▶ _WHAT NEEDS TO BE DONE_:
A single number is the answer here: how many lines of the entries contain "Tracklets"?

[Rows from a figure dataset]

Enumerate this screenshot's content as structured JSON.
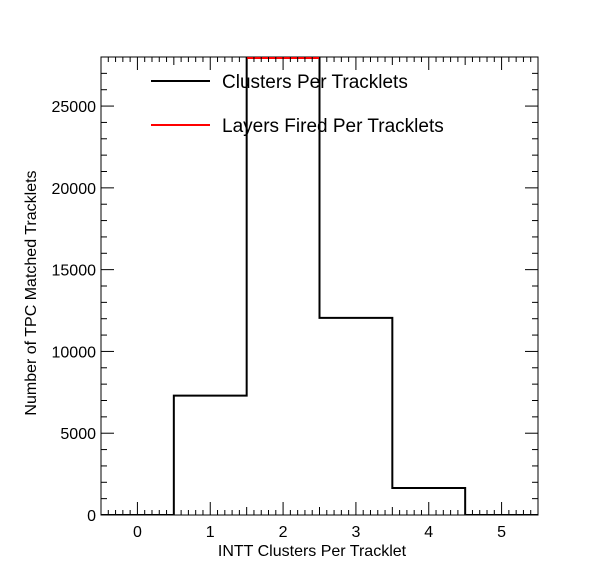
{
  "chart_data": {
    "type": "histogram",
    "xlabel": "INTT Clusters Per Tracklet",
    "ylabel": "Number of TPC Matched Tracklets",
    "xlim": [
      -0.5,
      5.5
    ],
    "ylim": [
      0,
      28000
    ],
    "x_ticks": [
      "0",
      "1",
      "2",
      "3",
      "4",
      "5"
    ],
    "y_ticks": [
      "0",
      "5000",
      "10000",
      "15000",
      "20000",
      "25000"
    ],
    "grid": false,
    "legend_position": "top",
    "series": [
      {
        "name": "Clusters Per Tracklets",
        "color": "#000000",
        "bins": [
          -0.5,
          0.5,
          1.5,
          2.5,
          3.5,
          4.5,
          5.5
        ],
        "values": [
          0,
          7300,
          30500,
          12050,
          1650,
          0
        ]
      },
      {
        "name": "Layers Fired Per Tracklets",
        "color": "#ff0000",
        "bins": [
          -0.5,
          0.5,
          1.5,
          2.5,
          3.5,
          4.5,
          5.5
        ],
        "values": [
          0,
          0,
          28000,
          0,
          0,
          0
        ]
      }
    ]
  }
}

▶ _OUTPUT FOR THIS EXERCISE_:
3